>> Start
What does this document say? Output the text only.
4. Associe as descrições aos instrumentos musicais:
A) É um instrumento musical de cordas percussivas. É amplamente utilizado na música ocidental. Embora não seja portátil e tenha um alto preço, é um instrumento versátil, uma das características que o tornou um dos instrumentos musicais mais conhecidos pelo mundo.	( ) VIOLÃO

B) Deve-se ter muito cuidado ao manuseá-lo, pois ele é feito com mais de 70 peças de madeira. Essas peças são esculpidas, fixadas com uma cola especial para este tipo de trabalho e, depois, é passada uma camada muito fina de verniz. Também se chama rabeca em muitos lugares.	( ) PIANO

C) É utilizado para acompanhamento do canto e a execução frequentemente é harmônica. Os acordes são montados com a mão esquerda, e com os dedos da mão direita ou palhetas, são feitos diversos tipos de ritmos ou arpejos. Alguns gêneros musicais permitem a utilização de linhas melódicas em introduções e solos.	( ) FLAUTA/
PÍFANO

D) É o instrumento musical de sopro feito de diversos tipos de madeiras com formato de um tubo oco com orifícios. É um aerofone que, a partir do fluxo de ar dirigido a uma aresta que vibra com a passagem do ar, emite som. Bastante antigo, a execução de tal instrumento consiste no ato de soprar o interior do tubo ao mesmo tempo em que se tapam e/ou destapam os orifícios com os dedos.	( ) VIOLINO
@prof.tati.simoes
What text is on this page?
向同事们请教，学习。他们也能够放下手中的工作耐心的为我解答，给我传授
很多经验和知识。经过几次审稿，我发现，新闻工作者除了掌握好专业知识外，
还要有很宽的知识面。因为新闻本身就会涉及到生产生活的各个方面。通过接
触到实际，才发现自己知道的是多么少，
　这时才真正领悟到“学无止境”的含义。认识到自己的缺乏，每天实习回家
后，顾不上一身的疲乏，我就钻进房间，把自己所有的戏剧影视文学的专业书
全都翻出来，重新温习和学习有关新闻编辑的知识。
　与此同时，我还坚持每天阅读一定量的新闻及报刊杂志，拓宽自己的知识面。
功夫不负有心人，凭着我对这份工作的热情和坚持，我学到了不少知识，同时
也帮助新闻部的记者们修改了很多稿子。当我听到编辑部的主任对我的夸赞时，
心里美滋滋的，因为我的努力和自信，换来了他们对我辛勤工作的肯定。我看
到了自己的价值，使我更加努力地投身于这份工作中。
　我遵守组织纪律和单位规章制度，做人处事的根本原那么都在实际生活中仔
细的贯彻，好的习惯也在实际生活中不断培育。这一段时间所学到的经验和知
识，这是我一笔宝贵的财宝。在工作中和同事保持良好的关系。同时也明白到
>> End
>> Start
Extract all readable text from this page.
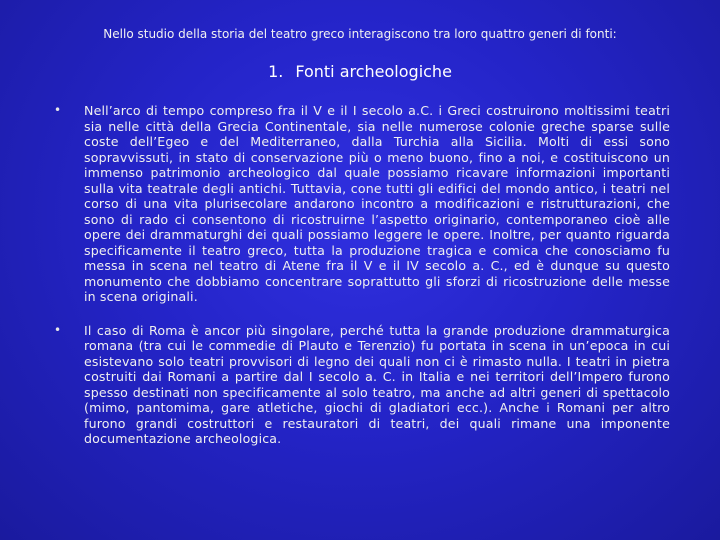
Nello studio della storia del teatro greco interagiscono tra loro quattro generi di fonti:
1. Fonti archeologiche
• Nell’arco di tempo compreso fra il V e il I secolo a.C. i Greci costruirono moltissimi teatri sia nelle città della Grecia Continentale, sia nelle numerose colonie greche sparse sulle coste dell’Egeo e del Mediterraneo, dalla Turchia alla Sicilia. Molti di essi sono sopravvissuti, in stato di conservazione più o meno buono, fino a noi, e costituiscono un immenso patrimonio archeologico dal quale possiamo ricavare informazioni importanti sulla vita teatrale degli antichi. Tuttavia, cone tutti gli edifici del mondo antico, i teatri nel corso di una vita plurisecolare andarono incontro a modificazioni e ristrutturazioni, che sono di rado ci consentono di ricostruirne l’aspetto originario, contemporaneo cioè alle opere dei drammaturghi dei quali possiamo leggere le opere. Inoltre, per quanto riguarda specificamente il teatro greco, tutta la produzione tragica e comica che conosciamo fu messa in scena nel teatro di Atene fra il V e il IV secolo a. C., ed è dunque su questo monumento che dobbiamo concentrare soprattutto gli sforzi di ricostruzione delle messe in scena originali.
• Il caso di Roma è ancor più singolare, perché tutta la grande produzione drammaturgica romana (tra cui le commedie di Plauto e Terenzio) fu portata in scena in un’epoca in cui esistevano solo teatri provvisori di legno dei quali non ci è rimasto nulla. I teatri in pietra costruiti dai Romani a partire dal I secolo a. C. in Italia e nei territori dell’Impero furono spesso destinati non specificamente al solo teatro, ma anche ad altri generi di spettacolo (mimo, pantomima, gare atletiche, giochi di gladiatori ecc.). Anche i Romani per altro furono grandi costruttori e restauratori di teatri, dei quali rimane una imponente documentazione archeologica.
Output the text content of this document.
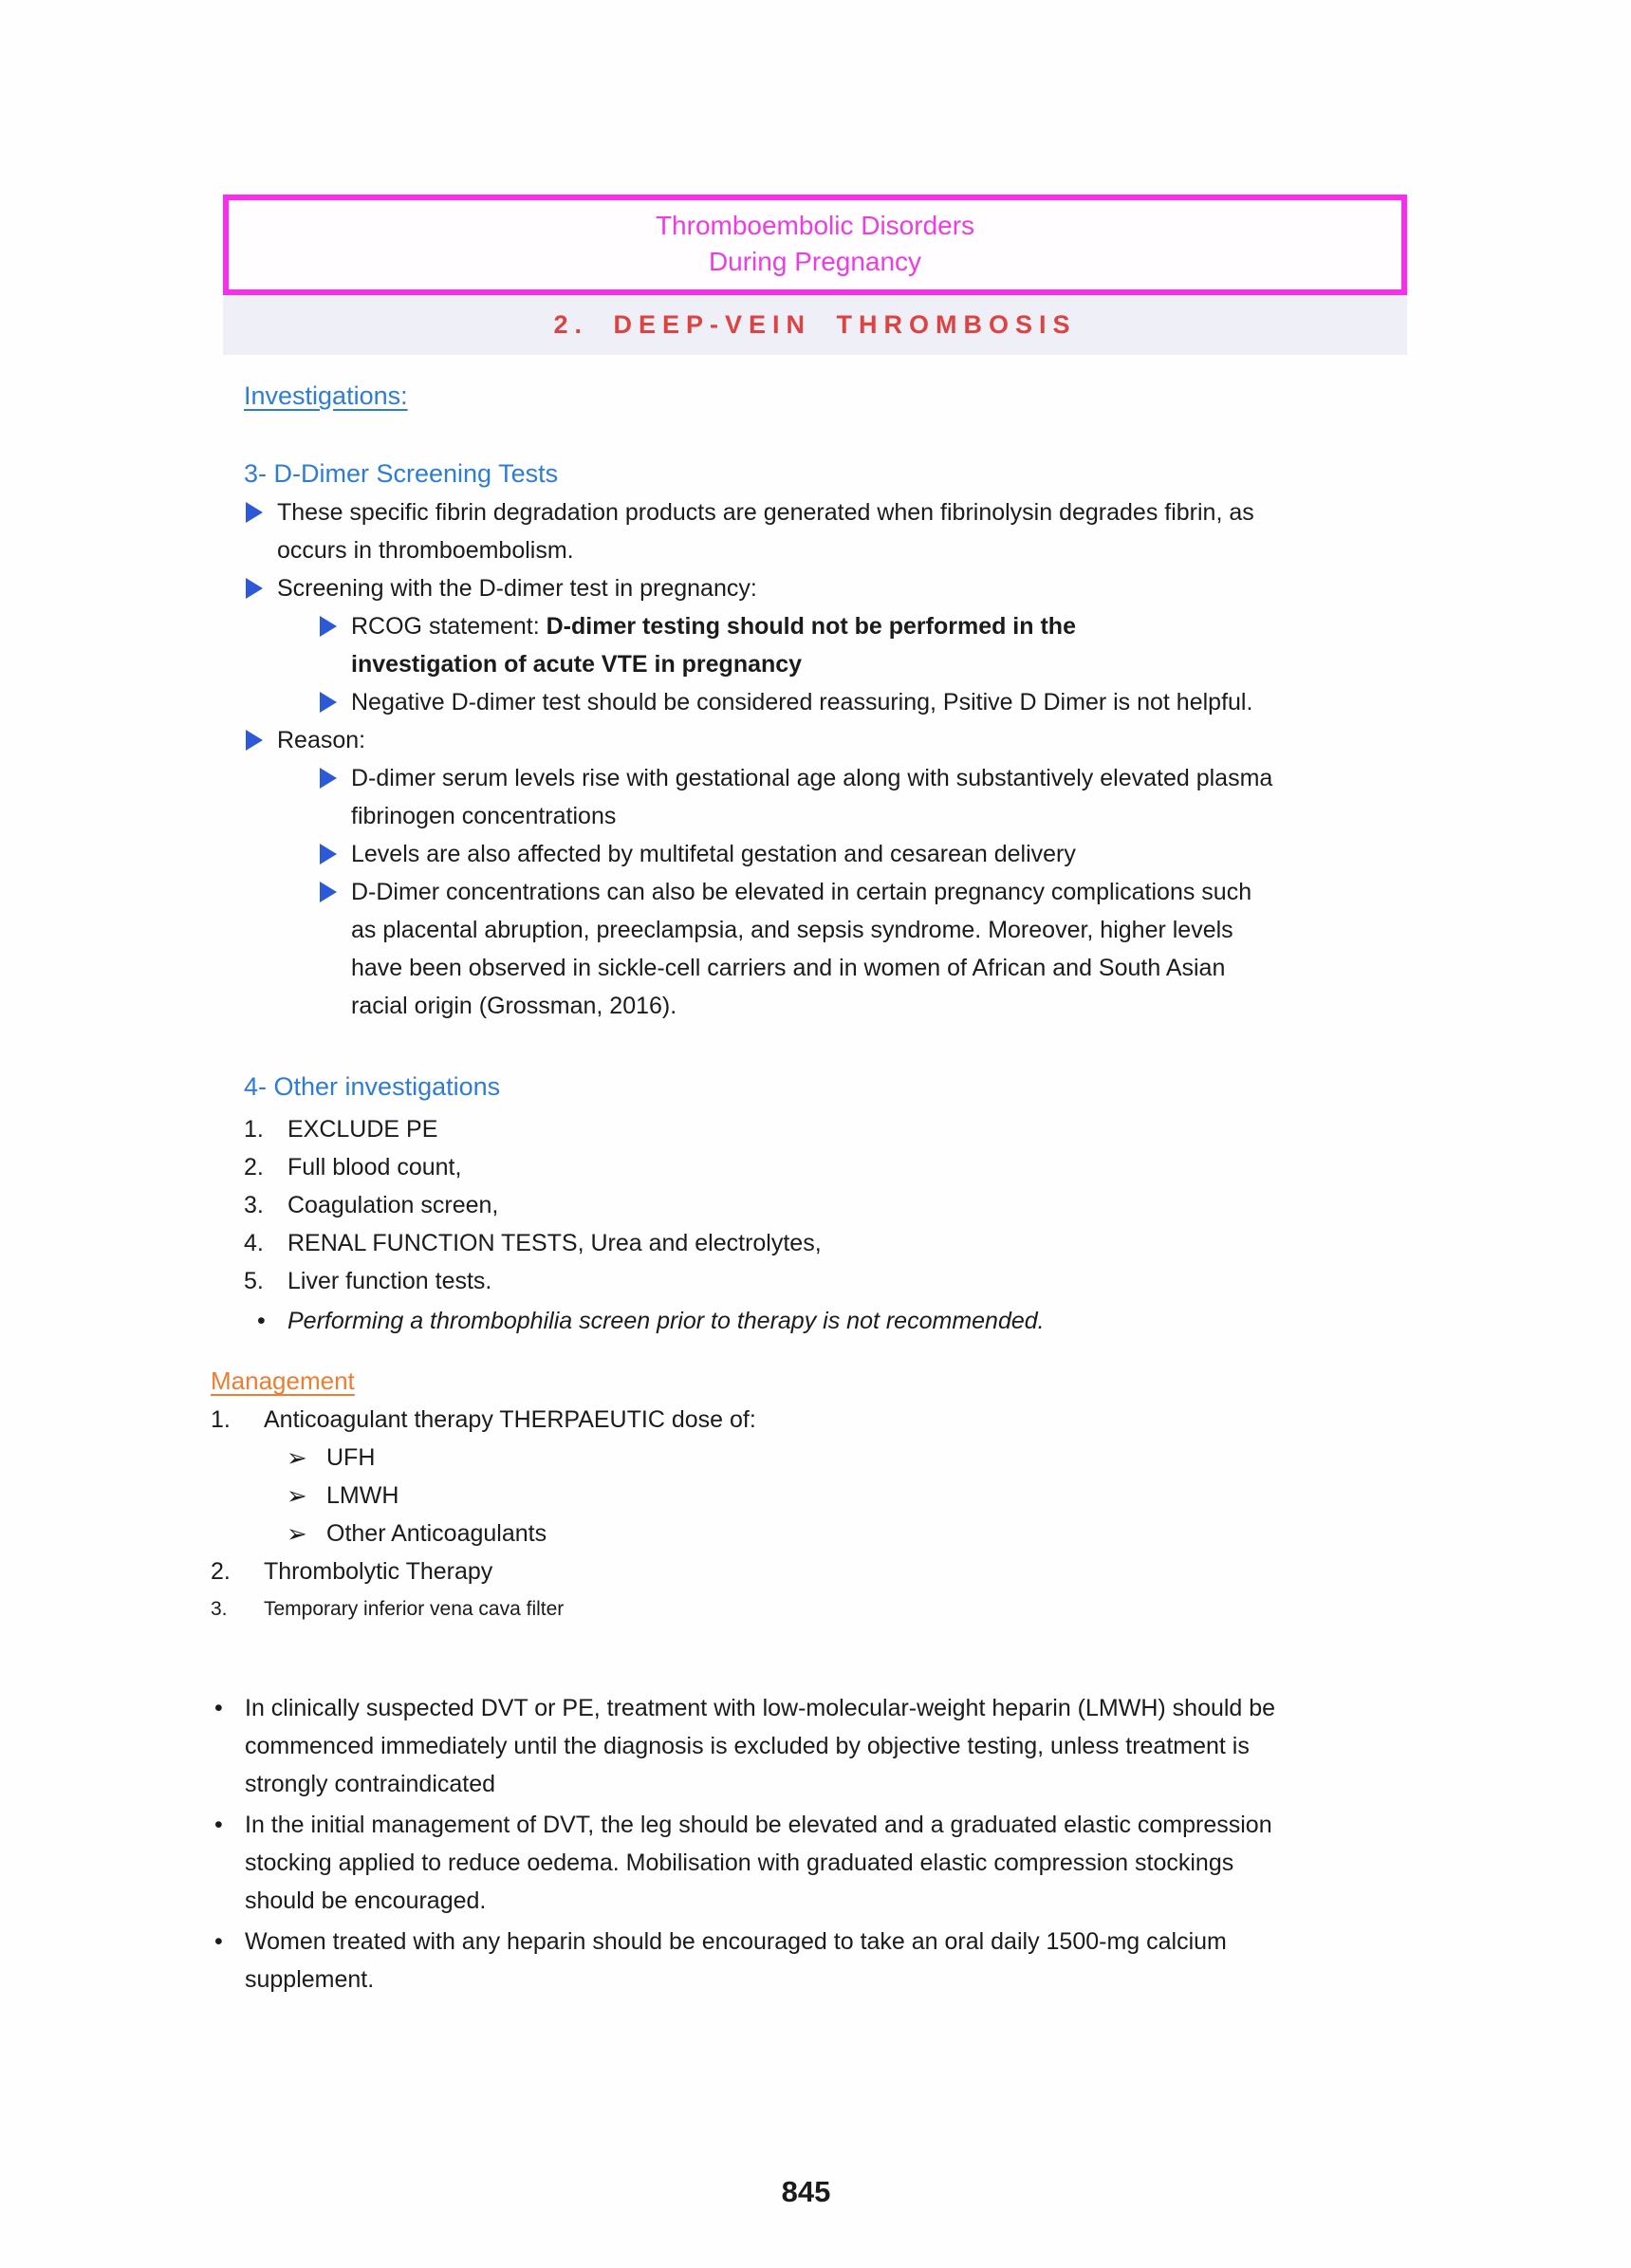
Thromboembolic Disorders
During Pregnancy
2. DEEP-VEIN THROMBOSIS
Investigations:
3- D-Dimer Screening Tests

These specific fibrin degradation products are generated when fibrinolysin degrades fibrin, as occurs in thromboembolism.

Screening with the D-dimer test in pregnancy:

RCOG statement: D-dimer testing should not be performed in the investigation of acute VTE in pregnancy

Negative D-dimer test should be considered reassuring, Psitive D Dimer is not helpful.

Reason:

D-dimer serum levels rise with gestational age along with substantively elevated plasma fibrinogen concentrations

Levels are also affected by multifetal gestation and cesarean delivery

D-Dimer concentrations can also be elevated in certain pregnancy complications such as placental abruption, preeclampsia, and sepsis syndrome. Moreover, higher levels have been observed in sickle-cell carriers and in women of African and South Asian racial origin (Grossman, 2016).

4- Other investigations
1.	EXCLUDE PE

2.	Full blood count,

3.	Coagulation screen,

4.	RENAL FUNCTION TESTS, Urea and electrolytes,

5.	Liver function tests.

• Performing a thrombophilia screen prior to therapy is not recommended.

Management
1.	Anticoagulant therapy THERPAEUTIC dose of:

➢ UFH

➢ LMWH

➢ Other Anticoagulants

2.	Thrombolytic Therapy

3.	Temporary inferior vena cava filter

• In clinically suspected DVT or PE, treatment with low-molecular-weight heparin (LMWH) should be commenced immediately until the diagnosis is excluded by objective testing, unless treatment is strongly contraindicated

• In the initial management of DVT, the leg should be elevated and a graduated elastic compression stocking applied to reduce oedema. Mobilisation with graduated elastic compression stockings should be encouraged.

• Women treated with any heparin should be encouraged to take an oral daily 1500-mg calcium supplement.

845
>> End
>> Start
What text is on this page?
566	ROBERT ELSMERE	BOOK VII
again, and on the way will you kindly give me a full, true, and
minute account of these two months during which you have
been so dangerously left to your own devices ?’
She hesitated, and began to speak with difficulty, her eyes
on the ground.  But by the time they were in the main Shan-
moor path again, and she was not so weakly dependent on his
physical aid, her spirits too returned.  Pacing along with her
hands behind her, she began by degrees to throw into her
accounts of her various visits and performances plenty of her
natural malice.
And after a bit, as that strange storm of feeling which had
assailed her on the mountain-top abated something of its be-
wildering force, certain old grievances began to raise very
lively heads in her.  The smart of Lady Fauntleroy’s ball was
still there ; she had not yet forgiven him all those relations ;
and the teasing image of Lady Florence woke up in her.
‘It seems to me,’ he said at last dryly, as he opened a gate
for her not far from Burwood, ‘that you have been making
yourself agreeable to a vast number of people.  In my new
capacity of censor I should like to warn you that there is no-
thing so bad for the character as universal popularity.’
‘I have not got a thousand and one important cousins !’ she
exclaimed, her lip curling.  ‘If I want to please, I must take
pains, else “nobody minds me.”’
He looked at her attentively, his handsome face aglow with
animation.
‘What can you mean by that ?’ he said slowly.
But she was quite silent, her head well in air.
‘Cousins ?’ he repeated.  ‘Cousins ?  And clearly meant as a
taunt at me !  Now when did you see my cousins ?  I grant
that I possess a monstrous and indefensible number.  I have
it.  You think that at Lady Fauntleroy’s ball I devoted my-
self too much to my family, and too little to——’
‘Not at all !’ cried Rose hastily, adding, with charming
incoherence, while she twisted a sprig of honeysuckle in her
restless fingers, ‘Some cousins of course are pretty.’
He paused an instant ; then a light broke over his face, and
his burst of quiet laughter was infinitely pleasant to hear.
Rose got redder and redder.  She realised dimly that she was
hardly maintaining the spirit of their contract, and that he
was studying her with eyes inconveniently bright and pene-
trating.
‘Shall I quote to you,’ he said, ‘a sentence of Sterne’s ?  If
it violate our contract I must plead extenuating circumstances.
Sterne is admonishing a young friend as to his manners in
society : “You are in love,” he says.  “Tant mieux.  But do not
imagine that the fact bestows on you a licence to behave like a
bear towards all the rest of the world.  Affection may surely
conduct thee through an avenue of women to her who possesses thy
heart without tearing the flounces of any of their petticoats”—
>> End
EXERCISE AIM
Find and copy each line above that includes the string "been".

RESPONSE TO THIS EXERCISE
D-Dimer concentrations can also be elevated in certain pregnancy complications such as placental abruption, preeclampsia, and sepsis syndrome. Moreover, higher levels have been observed in sickle-cell carriers and in women of African and South Asian racial origin (Grossman, 2016).
been so dangerously left to your own devices ?’
for her not far from Burwood, ‘that you have been making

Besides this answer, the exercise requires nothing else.